Given exercise: Write out the data below exactly as given, without any of its pictures.

-------------------------

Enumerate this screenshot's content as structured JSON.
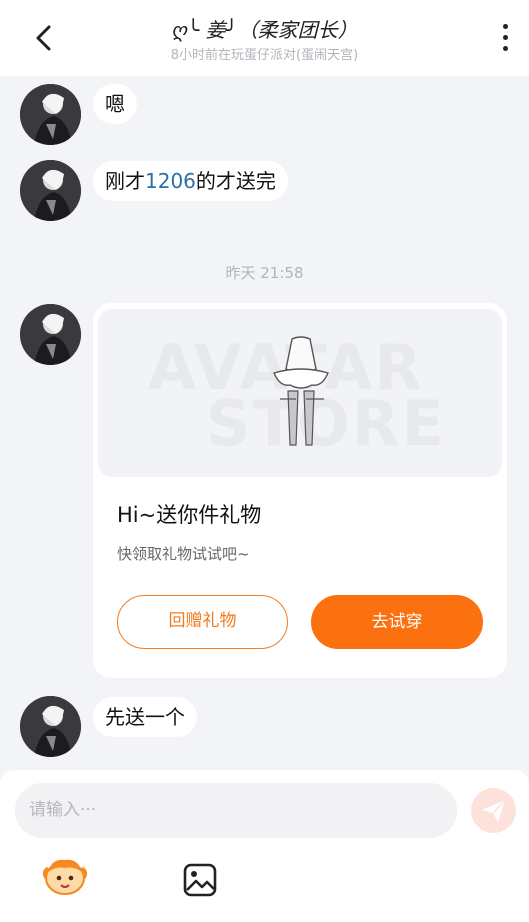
{
  "header": {
    "title": "ღ╰ 姜╯（柔家团长）",
    "subtitle": "8小时前在玩蛋仔派对(蛋闹天宫)"
  },
  "messages": [
    {
      "text": "嗯"
    },
    {
      "text_before": "刚才",
      "highlight": "1206",
      "text_after": "的才送完"
    }
  ],
  "timestamp": "昨天 21:58",
  "gift_card": {
    "title": "Hi~送你件礼物",
    "subtitle": "快领取礼物试试吧~",
    "return_label": "回赠礼物",
    "try_label": "去试穿",
    "watermark_line1": "AVATAR",
    "watermark_line2": "STORE"
  },
  "last_message": "先送一个",
  "composer": {
    "placeholder": "请输入···"
  },
  "colors": {
    "accent": "#fb7110",
    "link": "#2c6fa8",
    "background": "#f3f4f8"
  },
  "icons": {
    "back": "chevron-left-icon",
    "more": "more-vertical-icon",
    "send": "paper-plane-icon",
    "emoji": "eggy-emoji-icon",
    "image": "image-icon"
  }
}
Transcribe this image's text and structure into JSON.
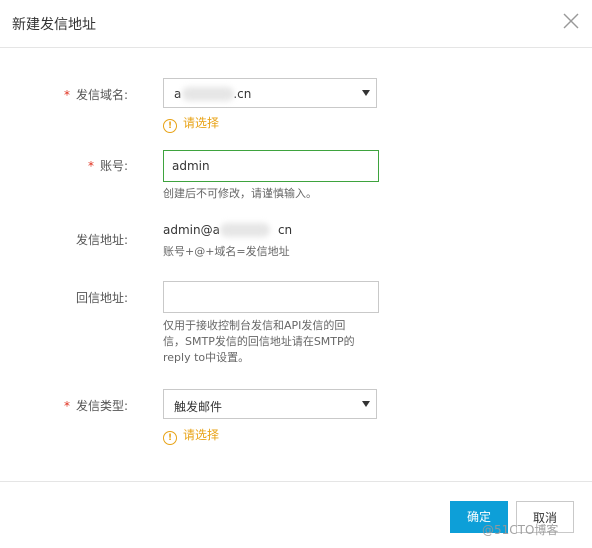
{
  "dialog": {
    "title": "新建发信地址"
  },
  "form": {
    "domain": {
      "label": "发信域名:",
      "prefix": "a",
      "suffix": ".cn",
      "warning": "请选择"
    },
    "account": {
      "label": "账号:",
      "value": "admin",
      "hint": "创建后不可修改，请谨慎输入。"
    },
    "address": {
      "label": "发信地址:",
      "prefix": "admin@a",
      "suffix": "cn",
      "hint": "账号+@+域名=发信地址"
    },
    "reply": {
      "label": "回信地址:",
      "value": "",
      "hint_line1": "仅用于接收控制台发信和API发信的回",
      "hint_line2": "信，SMTP发信的回信地址请在SMTP的",
      "hint_line3": "reply to中设置。"
    },
    "type": {
      "label": "发信类型:",
      "value": "触发邮件",
      "warning": "请选择"
    },
    "required_mark": "*",
    "warning_icon": "!"
  },
  "footer": {
    "confirm": "确定",
    "cancel": "取消"
  },
  "watermark": "@51CTO博客"
}
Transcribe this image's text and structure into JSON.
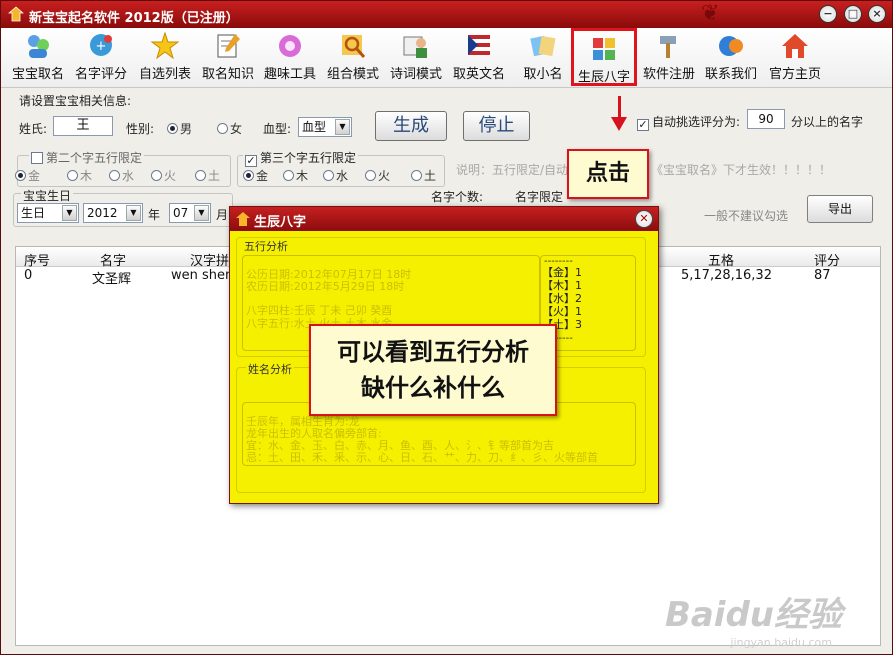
{
  "window": {
    "title": "新宝宝起名软件 2012版（已注册）"
  },
  "toolbar": {
    "items": [
      {
        "label": "宝宝取名",
        "icon": "babies-icon"
      },
      {
        "label": "名字评分",
        "icon": "score-icon"
      },
      {
        "label": "自选列表",
        "icon": "star-list-icon"
      },
      {
        "label": "取名知识",
        "icon": "notebook-icon"
      },
      {
        "label": "趣味工具",
        "icon": "gear-flower-icon"
      },
      {
        "label": "组合模式",
        "icon": "magnifier-icon"
      },
      {
        "label": "诗词模式",
        "icon": "poem-icon"
      },
      {
        "label": "取英文名",
        "icon": "flag-icon"
      },
      {
        "label": "取小名",
        "icon": "cards-icon"
      },
      {
        "label": "生辰八字",
        "icon": "bazi-icon"
      },
      {
        "label": "软件注册",
        "icon": "hammer-icon"
      },
      {
        "label": "联系我们",
        "icon": "contact-icon"
      },
      {
        "label": "官方主页",
        "icon": "home-icon"
      }
    ]
  },
  "form": {
    "section_label": "请设置宝宝相关信息:",
    "surname_label": "姓氏:",
    "surname_value": "王",
    "gender_label": "性别:",
    "gender_male": "男",
    "gender_female": "女",
    "blood_label": "血型:",
    "blood_value": "血型",
    "generate_button": "生成",
    "stop_button": "停止",
    "auto_pick_label": "自动挑选评分为:",
    "auto_pick_value": "90",
    "auto_pick_suffix": "分以上的名字",
    "second_char_label": "第二个字五行限定",
    "third_char_label": "第三个字五行限定",
    "elements": [
      "金",
      "木",
      "水",
      "火",
      "土"
    ],
    "note_text": "说明：五行限定/自动",
    "note_text_2": "《宝宝取名》下才生效！！！！！",
    "birthday_label": "宝宝生日",
    "birth_type": "生日",
    "birth_year": "2012",
    "year_unit": "年",
    "birth_month": "07",
    "month_unit": "月",
    "name_count_label": "名字个数:",
    "name_limit_label": "名字限定",
    "not_recommended": "一般不建议勾选",
    "export_button": "导出"
  },
  "grid": {
    "columns": [
      "序号",
      "名字",
      "汉字拼",
      "五格",
      "评分"
    ],
    "rows": [
      {
        "index": "0",
        "name": "文圣辉",
        "pinyin": "wen shen",
        "wuge": "5,17,28,16,32",
        "score": "87"
      }
    ]
  },
  "dialog": {
    "title": "生辰八字",
    "wuxing_section": "五行分析",
    "solar_date": "公历日期:2012年07月17日 18时",
    "lunar_date": "农历日期:2012年5月29日 18时",
    "bazi_pillars": "八字四柱:壬辰 丁未 己卯 癸酉",
    "bazi_wuxing": "八字五行:水土 火土 土木 水金",
    "dashes": "--------",
    "counts": [
      {
        "el": "【金】",
        "n": "1"
      },
      {
        "el": "【木】",
        "n": "1"
      },
      {
        "el": "【水】",
        "n": "2"
      },
      {
        "el": "【火】",
        "n": "1"
      },
      {
        "el": "【土】",
        "n": "3"
      }
    ],
    "dashes_bottom": "--------",
    "name_section": "姓名分析",
    "name_line_1": "壬辰年，属相生肖为:龙",
    "name_line_2": "龙年出生的人取名偏旁部首:",
    "name_line_3": "宜：水、金、玉、白、赤、月、鱼、酉、人、氵、钅等部首为吉",
    "name_line_4": "忌：土、田、禾、釆、示、心、日、石、艹、力、刀、纟、彡、火等部首"
  },
  "annotations": {
    "click_label": "点击",
    "callout_line_1": "可以看到五行分析",
    "callout_line_2": "缺什么补什么"
  },
  "watermark": {
    "brand": "Baidu经验",
    "url": "jingyan.baidu.com"
  },
  "colors": {
    "titlebar": "#a81515",
    "dialog_bg": "#f5f000",
    "annotation_red": "#d7121a"
  }
}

-------------------------

Reply to the exercise:
Enumerate this screenshot's content as structured JSON.
{
  "header": {
    "title": "ღ╰ 姜╯（柔家团长）",
    "subtitle": "8小时前在玩蛋仔派对(蛋闹天宫)"
  },
  "messages": [
    {
      "text": "嗯"
    },
    {
      "text_before": "刚才",
      "highlight": "1206",
      "text_after": "的才送完"
    }
  ],
  "timestamp": "昨天 21:58",
  "gift_card": {
    "title": "Hi~送你件礼物",
    "subtitle": "快领取礼物试试吧~",
    "return_label": "回赠礼物",
    "try_label": "去试穿",
    "watermark_line1": "AVATAR",
    "watermark_line2": "STORE"
  },
  "last_message": "先送一个",
  "composer": {
    "placeholder": "请输入···"
  },
  "colors": {
    "accent": "#fb7110",
    "link": "#2c6fa8",
    "background": "#f3f4f8"
  },
  "icons": {
    "back": "chevron-left-icon",
    "more": "more-vertical-icon",
    "send": "paper-plane-icon",
    "emoji": "eggy-emoji-icon",
    "image": "image-icon"
  }
}
Transcribe this image's text and structure into JSON.
{
  "dialog": {
    "title": "新建发信地址"
  },
  "form": {
    "domain": {
      "label": "发信域名:",
      "prefix": "a",
      "suffix": ".cn",
      "warning": "请选择"
    },
    "account": {
      "label": "账号:",
      "value": "admin",
      "hint": "创建后不可修改，请谨慎输入。"
    },
    "address": {
      "label": "发信地址:",
      "prefix": "admin@a",
      "suffix": "cn",
      "hint": "账号+@+域名=发信地址"
    },
    "reply": {
      "label": "回信地址:",
      "value": "",
      "hint_line1": "仅用于接收控制台发信和API发信的回",
      "hint_line2": "信，SMTP发信的回信地址请在SMTP的",
      "hint_line3": "reply to中设置。"
    },
    "type": {
      "label": "发信类型:",
      "value": "触发邮件",
      "warning": "请选择"
    },
    "required_mark": "*",
    "warning_icon": "!"
  },
  "footer": {
    "confirm": "确定",
    "cancel": "取消"
  },
  "watermark": "@51CTO博客"
}
Transcribe this image's text and structure into JSON.
{
  "window": {
    "title": "新宝宝起名软件 2012版（已注册）"
  },
  "toolbar": {
    "items": [
      {
        "label": "宝宝取名",
        "icon": "babies-icon"
      },
      {
        "label": "名字评分",
        "icon": "score-icon"
      },
      {
        "label": "自选列表",
        "icon": "star-list-icon"
      },
      {
        "label": "取名知识",
        "icon": "notebook-icon"
      },
      {
        "label": "趣味工具",
        "icon": "gear-flower-icon"
      },
      {
        "label": "组合模式",
        "icon": "magnifier-icon"
      },
      {
        "label": "诗词模式",
        "icon": "poem-icon"
      },
      {
        "label": "取英文名",
        "icon": "flag-icon"
      },
      {
        "label": "取小名",
        "icon": "cards-icon"
      },
      {
        "label": "生辰八字",
        "icon": "bazi-icon"
      },
      {
        "label": "软件注册",
        "icon": "hammer-icon"
      },
      {
        "label": "联系我们",
        "icon": "contact-icon"
      },
      {
        "label": "官方主页",
        "icon": "home-icon"
      }
    ]
  },
  "form": {
    "section_label": "请设置宝宝相关信息:",
    "surname_label": "姓氏:",
    "surname_value": "王",
    "gender_label": "性别:",
    "gender_male": "男",
    "gender_female": "女",
    "blood_label": "血型:",
    "blood_value": "血型",
    "generate_button": "生成",
    "stop_button": "停止",
    "auto_pick_label": "自动挑选评分为:",
    "auto_pick_value": "90",
    "auto_pick_suffix": "分以上的名字",
    "second_char_label": "第二个字五行限定",
    "third_char_label": "第三个字五行限定",
    "elements": [
      "金",
      "木",
      "水",
      "火",
      "土"
    ],
    "note_text": "说明：五行限定/自动",
    "note_text_2": "《宝宝取名》下才生效！！！！！",
    "birthday_label": "宝宝生日",
    "birth_type": "生日",
    "birth_year": "2012",
    "year_unit": "年",
    "birth_month": "07",
    "month_unit": "月",
    "name_count_label": "名字个数:",
    "name_limit_label": "名字限定",
    "not_recommended": "一般不建议勾选",
    "export_button": "导出"
  },
  "grid": {
    "columns": [
      "序号",
      "名字",
      "汉字拼",
      "五格",
      "评分"
    ],
    "rows": [
      {
        "index": "0",
        "name": "文圣辉",
        "pinyin": "wen shen",
        "wuge": "5,17,28,16,32",
        "score": "87"
      }
    ]
  },
  "dialog": {
    "title": "生辰八字",
    "wuxing_section": "五行分析",
    "solar_date": "公历日期:2012年07月17日 18时",
    "lunar_date": "农历日期:2012年5月29日 18时",
    "bazi_pillars": "八字四柱:壬辰 丁未 己卯 癸酉",
    "bazi_wuxing": "八字五行:水土 火土 土木 水金",
    "dashes": "--------",
    "counts": [
      {
        "el": "【金】",
        "n": "1"
      },
      {
        "el": "【木】",
        "n": "1"
      },
      {
        "el": "【水】",
        "n": "2"
      },
      {
        "el": "【火】",
        "n": "1"
      },
      {
        "el": "【土】",
        "n": "3"
      }
    ],
    "dashes_bottom": "--------",
    "name_section": "姓名分析",
    "name_line_1": "壬辰年，属相生肖为:龙",
    "name_line_2": "龙年出生的人取名偏旁部首:",
    "name_line_3": "宜：水、金、玉、白、赤、月、鱼、酉、人、氵、钅等部首为吉",
    "name_line_4": "忌：土、田、禾、釆、示、心、日、石、艹、力、刀、纟、彡、火等部首"
  },
  "annotations": {
    "click_label": "点击",
    "callout_line_1": "可以看到五行分析",
    "callout_line_2": "缺什么补什么"
  },
  "watermark": {
    "brand": "Baidu经验",
    "url": "jingyan.baidu.com"
  },
  "colors": {
    "titlebar": "#a81515",
    "dialog_bg": "#f5f000",
    "annotation_red": "#d7121a"
  }
}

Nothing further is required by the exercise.